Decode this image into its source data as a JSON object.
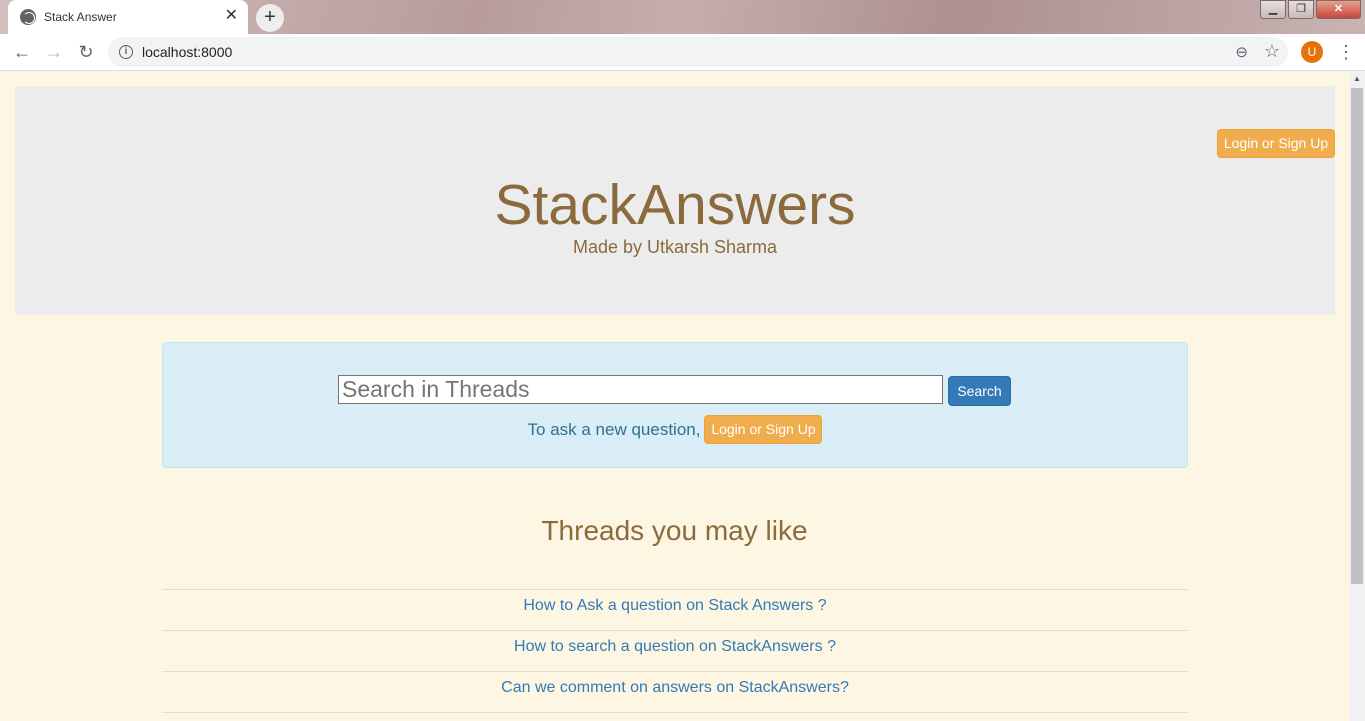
{
  "browser": {
    "tab_title": "Stack Answer",
    "tab_close": "✕",
    "new_tab": "+",
    "url": "localhost:8000",
    "avatar_letter": "U",
    "window_buttons": {
      "minimize": "▁",
      "restore": "❐",
      "close": "✕"
    }
  },
  "header": {
    "brand": "StackAnswers",
    "byline": "Made by Utkarsh Sharma",
    "login_label": "Login or Sign Up"
  },
  "search": {
    "placeholder": "Search in Threads",
    "button_label": "Search",
    "ask_text": "To ask a new question,",
    "login_label": "Login or Sign Up"
  },
  "threads": {
    "heading": "Threads you may like",
    "items": [
      "How to Ask a question on Stack Answers ?",
      "How to search a question on StackAnswers ?",
      "Can we comment on answers on StackAnswers?"
    ]
  },
  "colors": {
    "brand_text": "#8b6b3d",
    "warning_button": "#f0ad4e",
    "primary_button": "#337ab7",
    "panel_bg": "#d9edf7",
    "page_bg": "#fdf6e3"
  }
}
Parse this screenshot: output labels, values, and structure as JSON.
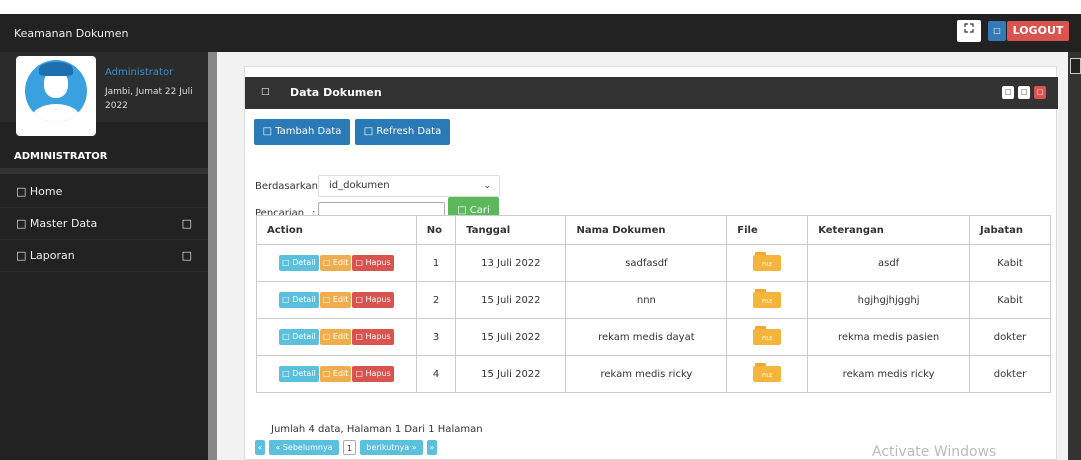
{
  "nav": {
    "brand": "Keamanan Dokumen",
    "fullscreen_icon": "expand-icon",
    "square_icon": "square-icon",
    "logout": "LOGOUT",
    "box_glyph": "□"
  },
  "profile": {
    "name": "Administrator",
    "date": "Jambi, Jumat 22 Juli 2022"
  },
  "sidebar": {
    "role": "ADMINISTRATOR",
    "items": [
      {
        "label": "□ Home",
        "arrow": ""
      },
      {
        "label": "□ Master Data",
        "arrow": "□"
      },
      {
        "label": "□ Laporan",
        "arrow": "□"
      }
    ]
  },
  "panel": {
    "title": "Data Dokumen",
    "title_icon": "□",
    "window_buttons": [
      "□",
      "□",
      "□"
    ],
    "add_button": "□ Tambah Data",
    "refresh_button": "□ Refresh Data",
    "filter_label": "Berdasarkan:",
    "filter_value": "id_dokumen",
    "search_label": "Pencarian",
    "search_colon": ":",
    "search_value": "",
    "search_button": "□ Cari"
  },
  "table": {
    "headers": [
      "Action",
      "No",
      "Tanggal",
      "Nama Dokumen",
      "File",
      "Keterangan",
      "Jabatan"
    ],
    "action_labels": {
      "detail": "□ Detail",
      "edit": "□ Edit",
      "delete": "□ Hapus"
    },
    "file_label": "FILE",
    "rows": [
      {
        "no": "1",
        "tanggal": "13 Juli 2022",
        "nama": "sadfasdf",
        "keterangan": "asdf",
        "jabatan": "Kabit"
      },
      {
        "no": "2",
        "tanggal": "15 Juli 2022",
        "nama": "nnn",
        "keterangan": "hgjhgjhjgghj",
        "jabatan": "Kabit"
      },
      {
        "no": "3",
        "tanggal": "15 Juli 2022",
        "nama": "rekam medis dayat",
        "keterangan": "rekma medis pasien",
        "jabatan": "dokter"
      },
      {
        "no": "4",
        "tanggal": "15 Juli 2022",
        "nama": "rekam medis ricky",
        "keterangan": "rekam medis ricky",
        "jabatan": "dokter"
      }
    ]
  },
  "summary": "Jumlah 4 data, Halaman 1 Dari 1 Halaman",
  "pagination": {
    "first": "«",
    "prev": "« Sebelumnya",
    "page": "1",
    "next": "berikutnya »",
    "last": "»"
  },
  "watermark": "Activate Windows",
  "colors": {
    "logout": "#d9534f",
    "primary": "#2a7ab8",
    "success": "#5cb85c",
    "info": "#5bc0de",
    "warning": "#f0ad4e",
    "danger": "#d9534f"
  }
}
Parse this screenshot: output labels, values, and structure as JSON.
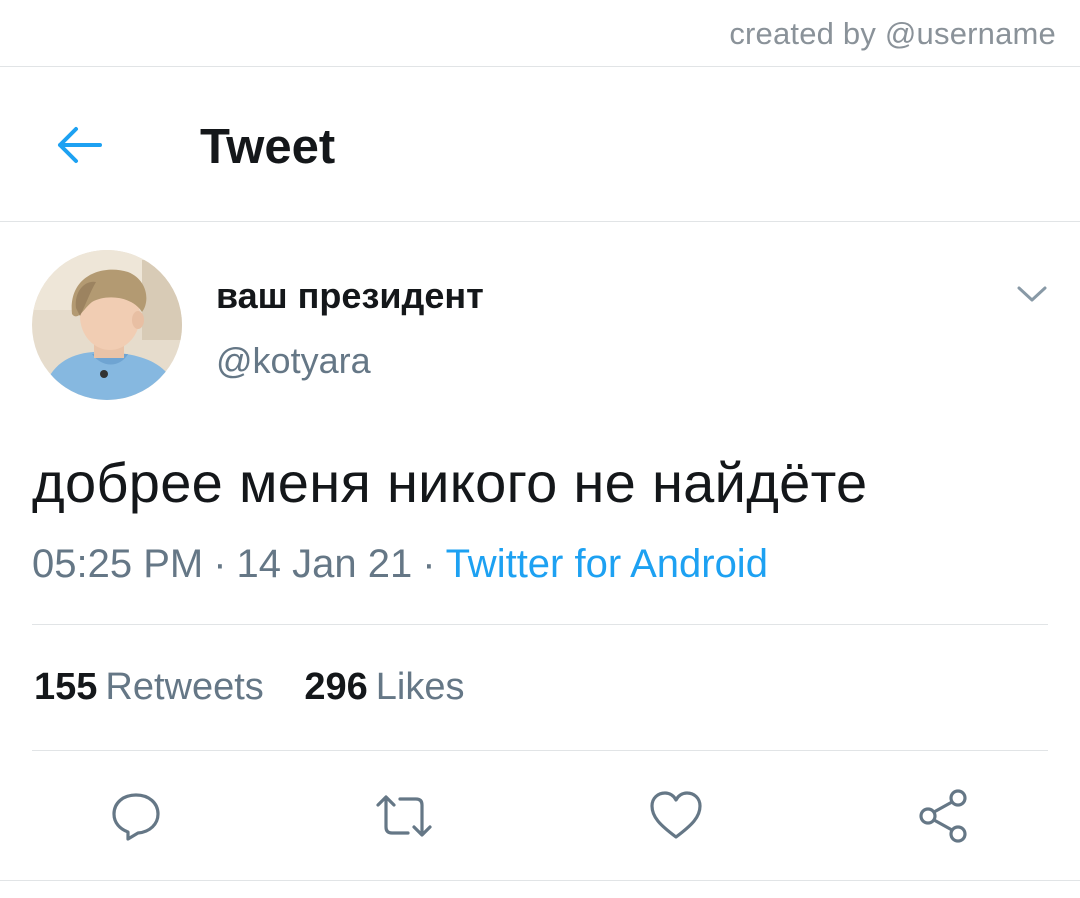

◆ **Task statement**: Without the pictures, write out all of the material exactly.

◆ **Problem solution**:
Decode this image into its source data as a JSON object.
{
  "browser": {
    "tab_title": "Stack Answer",
    "tab_close": "✕",
    "new_tab": "+",
    "url": "localhost:8000",
    "avatar_letter": "U",
    "window_buttons": {
      "minimize": "▁",
      "restore": "❐",
      "close": "✕"
    }
  },
  "header": {
    "brand": "StackAnswers",
    "byline": "Made by Utkarsh Sharma",
    "login_label": "Login or Sign Up"
  },
  "search": {
    "placeholder": "Search in Threads",
    "button_label": "Search",
    "ask_text": "To ask a new question,",
    "login_label": "Login or Sign Up"
  },
  "threads": {
    "heading": "Threads you may like",
    "items": [
      "How to Ask a question on Stack Answers ?",
      "How to search a question on StackAnswers ?",
      "Can we comment on answers on StackAnswers?"
    ]
  },
  "colors": {
    "brand_text": "#8b6b3d",
    "warning_button": "#f0ad4e",
    "primary_button": "#337ab7",
    "panel_bg": "#d9edf7",
    "page_bg": "#fdf6e3"
  }
}
Parse this screenshot: output labels, values, and structure as JSON.
{
  "nav": {
    "brand": "Keamanan Dokumen",
    "fullscreen_icon": "expand-icon",
    "square_icon": "square-icon",
    "logout": "LOGOUT",
    "box_glyph": "□"
  },
  "profile": {
    "name": "Administrator",
    "date": "Jambi, Jumat 22 Juli 2022"
  },
  "sidebar": {
    "role": "ADMINISTRATOR",
    "items": [
      {
        "label": "□ Home",
        "arrow": ""
      },
      {
        "label": "□ Master Data",
        "arrow": "□"
      },
      {
        "label": "□ Laporan",
        "arrow": "□"
      }
    ]
  },
  "panel": {
    "title": "Data Dokumen",
    "title_icon": "□",
    "window_buttons": [
      "□",
      "□",
      "□"
    ],
    "add_button": "□ Tambah Data",
    "refresh_button": "□ Refresh Data",
    "filter_label": "Berdasarkan:",
    "filter_value": "id_dokumen",
    "search_label": "Pencarian",
    "search_colon": ":",
    "search_value": "",
    "search_button": "□ Cari"
  },
  "table": {
    "headers": [
      "Action",
      "No",
      "Tanggal",
      "Nama Dokumen",
      "File",
      "Keterangan",
      "Jabatan"
    ],
    "action_labels": {
      "detail": "□ Detail",
      "edit": "□ Edit",
      "delete": "□ Hapus"
    },
    "file_label": "FILE",
    "rows": [
      {
        "no": "1",
        "tanggal": "13 Juli 2022",
        "nama": "sadfasdf",
        "keterangan": "asdf",
        "jabatan": "Kabit"
      },
      {
        "no": "2",
        "tanggal": "15 Juli 2022",
        "nama": "nnn",
        "keterangan": "hgjhgjhjgghj",
        "jabatan": "Kabit"
      },
      {
        "no": "3",
        "tanggal": "15 Juli 2022",
        "nama": "rekam medis dayat",
        "keterangan": "rekma medis pasien",
        "jabatan": "dokter"
      },
      {
        "no": "4",
        "tanggal": "15 Juli 2022",
        "nama": "rekam medis ricky",
        "keterangan": "rekam medis ricky",
        "jabatan": "dokter"
      }
    ]
  },
  "summary": "Jumlah 4 data, Halaman 1 Dari 1 Halaman",
  "pagination": {
    "first": "«",
    "prev": "« Sebelumnya",
    "page": "1",
    "next": "berikutnya »",
    "last": "»"
  },
  "watermark": "Activate Windows",
  "colors": {
    "logout": "#d9534f",
    "primary": "#2a7ab8",
    "success": "#5cb85c",
    "info": "#5bc0de",
    "warning": "#f0ad4e",
    "danger": "#d9534f"
  }
}
Parse this screenshot: output labels, values, and structure as JSON.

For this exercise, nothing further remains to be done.